## DIRECTIVE
Your task is to output the entries below word for word.

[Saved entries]
* * *

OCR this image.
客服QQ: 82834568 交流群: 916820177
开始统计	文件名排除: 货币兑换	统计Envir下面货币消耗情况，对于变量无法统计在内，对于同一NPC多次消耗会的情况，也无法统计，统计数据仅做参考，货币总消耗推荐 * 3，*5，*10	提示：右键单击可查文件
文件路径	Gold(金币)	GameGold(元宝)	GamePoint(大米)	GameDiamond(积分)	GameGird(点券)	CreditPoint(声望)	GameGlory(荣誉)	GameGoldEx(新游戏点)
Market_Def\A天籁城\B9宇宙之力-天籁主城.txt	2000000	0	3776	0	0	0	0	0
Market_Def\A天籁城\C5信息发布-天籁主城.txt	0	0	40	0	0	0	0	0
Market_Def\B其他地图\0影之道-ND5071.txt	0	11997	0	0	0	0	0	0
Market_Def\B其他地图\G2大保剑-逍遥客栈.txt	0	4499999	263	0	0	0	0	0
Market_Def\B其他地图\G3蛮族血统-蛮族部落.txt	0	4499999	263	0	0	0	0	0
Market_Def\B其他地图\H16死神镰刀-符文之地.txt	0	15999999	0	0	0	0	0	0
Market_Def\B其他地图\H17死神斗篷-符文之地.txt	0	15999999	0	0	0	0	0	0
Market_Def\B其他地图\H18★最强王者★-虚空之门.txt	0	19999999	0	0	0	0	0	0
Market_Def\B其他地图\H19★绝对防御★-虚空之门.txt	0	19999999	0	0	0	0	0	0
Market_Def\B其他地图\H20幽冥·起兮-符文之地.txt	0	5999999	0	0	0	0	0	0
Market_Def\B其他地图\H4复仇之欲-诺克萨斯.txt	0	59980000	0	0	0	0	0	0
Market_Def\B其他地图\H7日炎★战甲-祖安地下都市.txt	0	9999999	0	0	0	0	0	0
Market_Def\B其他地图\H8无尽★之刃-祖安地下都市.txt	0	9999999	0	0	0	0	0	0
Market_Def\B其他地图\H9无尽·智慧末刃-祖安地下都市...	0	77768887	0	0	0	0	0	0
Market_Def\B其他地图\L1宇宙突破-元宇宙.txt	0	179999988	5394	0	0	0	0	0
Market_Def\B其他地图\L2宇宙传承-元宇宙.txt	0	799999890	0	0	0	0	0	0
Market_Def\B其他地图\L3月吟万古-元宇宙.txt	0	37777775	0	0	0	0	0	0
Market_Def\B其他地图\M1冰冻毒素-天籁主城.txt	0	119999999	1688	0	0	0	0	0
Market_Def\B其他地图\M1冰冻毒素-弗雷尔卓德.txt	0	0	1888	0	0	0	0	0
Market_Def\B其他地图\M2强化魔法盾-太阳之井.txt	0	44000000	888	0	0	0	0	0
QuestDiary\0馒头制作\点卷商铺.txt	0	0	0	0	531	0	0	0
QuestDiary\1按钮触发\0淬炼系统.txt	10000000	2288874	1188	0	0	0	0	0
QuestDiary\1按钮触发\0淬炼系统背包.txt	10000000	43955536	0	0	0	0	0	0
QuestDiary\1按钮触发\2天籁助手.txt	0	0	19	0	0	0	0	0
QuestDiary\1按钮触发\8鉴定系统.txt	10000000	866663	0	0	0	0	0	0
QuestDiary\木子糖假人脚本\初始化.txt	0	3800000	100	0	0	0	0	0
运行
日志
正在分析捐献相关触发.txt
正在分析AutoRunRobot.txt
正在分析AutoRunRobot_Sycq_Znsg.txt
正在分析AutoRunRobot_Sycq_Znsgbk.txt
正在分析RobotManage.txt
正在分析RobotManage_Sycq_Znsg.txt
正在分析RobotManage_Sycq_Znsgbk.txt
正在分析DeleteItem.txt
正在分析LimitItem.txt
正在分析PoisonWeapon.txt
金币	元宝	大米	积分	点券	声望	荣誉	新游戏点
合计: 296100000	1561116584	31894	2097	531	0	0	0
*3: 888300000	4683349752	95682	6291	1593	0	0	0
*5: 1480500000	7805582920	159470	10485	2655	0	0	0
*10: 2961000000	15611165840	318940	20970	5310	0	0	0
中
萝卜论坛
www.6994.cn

* * *

## SOLVED EXERCISE
OCR this image.
客服QQ: 82834568 交流群: 916820177
开始统计	文件名排除: 货币兑换	统计Envir下面货币消耗情况，对于变量无法统计在内，对于同一NPC多次消耗会的情况，也无法统计，统计数据仅做参考，货币总消耗推荐 * 3，*5，*10	提示：右键单击可查文件
文件路径	Gold(金币)	GameGold(元宝)	GamePoint(大米)	GameDiamond(积分)	GameGird(点券)	CreditPoint(声望)	GameGlory(荣誉)	GameGoldEx(新游戏点)
Market_Def\A天籁城\B9宇宙之力-天籁主城.txt	2000000	0	3776	0	0	0	0	0
Market_Def\A天籁城\C5信息发布-天籁主城.txt	0	0	40	0	0	0	0	0
Market_Def\B其他地图\0影之道-ND5071.txt	0	11997	0	0	0	0	0	0
Market_Def\B其他地图\G2大保剑-逍遥客栈.txt	0	4499999	263	0	0	0	0	0
Market_Def\B其他地图\G3蛮族血统-蛮族部落.txt	0	4499999	263	0	0	0	0	0
Market_Def\B其他地图\H16死神镰刀-符文之地.txt	0	15999999	0	0	0	0	0	0
Market_Def\B其他地图\H17死神斗篷-符文之地.txt	0	15999999	0	0	0	0	0	0
Market_Def\B其他地图\H18★最强王者★-虚空之门.txt	0	19999999	0	0	0	0	0	0
Market_Def\B其他地图\H19★绝对防御★-虚空之门.txt	0	19999999	0	0	0	0	0	0
Market_Def\B其他地图\H20幽冥·起兮-符文之地.txt	0	5999999	0	0	0	0	0	0
Market_Def\B其他地图\H4复仇之欲-诺克萨斯.txt	0	59980000	0	0	0	0	0	0
Market_Def\B其他地图\H7日炎★战甲-祖安地下都市.txt	0	9999999	0	0	0	0	0	0
Market_Def\B其他地图\H8无尽★之刃-祖安地下都市.txt	0	9999999	0	0	0	0	0	0
Market_Def\B其他地图\H9无尽·智慧末刃-祖安地下都市...	0	77768887	0	0	0	0	0	0
Market_Def\B其他地图\L1宇宙突破-元宇宙.txt	0	179999988	5394	0	0	0	0	0
Market_Def\B其他地图\L2宇宙传承-元宇宙.txt	0	799999890	0	0	0	0	0	0
Market_Def\B其他地图\L3月吟万古-元宇宙.txt	0	37777775	0	0	0	0	0	0
Market_Def\B其他地图\M1冰冻毒素-天籁主城.txt	0	119999999	1688	0	0	0	0	0
Market_Def\B其他地图\M1冰冻毒素-弗雷尔卓德.txt	0	0	1888	0	0	0	0	0
Market_Def\B其他地图\M2强化魔法盾-太阳之井.txt	0	44000000	888	0	0	0	0	0
QuestDiary\0馒头制作\点卷商铺.txt	0	0	0	0	531	0	0	0
QuestDiary\1按钮触发\0淬炼系统.txt	10000000	2288874	1188	0	0	0	0	0
QuestDiary\1按钮触发\0淬炼系统背包.txt	10000000	43955536	0	0	0	0	0	0
QuestDiary\1按钮触发\2天籁助手.txt	0	0	19	0	0	0	0	0
QuestDiary\1按钮触发\8鉴定系统.txt	10000000	866663	0	0	0	0	0	0
QuestDiary\木子糖假人脚本\初始化.txt	0	3800000	100	0	0	0	0	0
运行
日志
正在分析捐献相关触发.txt
正在分析AutoRunRobot.txt
正在分析AutoRunRobot_Sycq_Znsg.txt
正在分析AutoRunRobot_Sycq_Znsgbk.txt
正在分析RobotManage.txt
正在分析RobotManage_Sycq_Znsg.txt
正在分析RobotManage_Sycq_Znsgbk.txt
正在分析DeleteItem.txt
正在分析LimitItem.txt
正在分析PoisonWeapon.txt
金币	元宝	大米	积分	点券	声望	荣誉	新游戏点
合计: 296100000	1561116584	31894	2097	531	0	0	0
*3: 888300000	4683349752	95682	6291	1593	0	0	0
*5: 1480500000	7805582920	159470	10485	2655	0	0	0
*10: 2961000000	15611165840	318940	20970	5310	0	0	0
中
萝卜论坛
www.6994.cn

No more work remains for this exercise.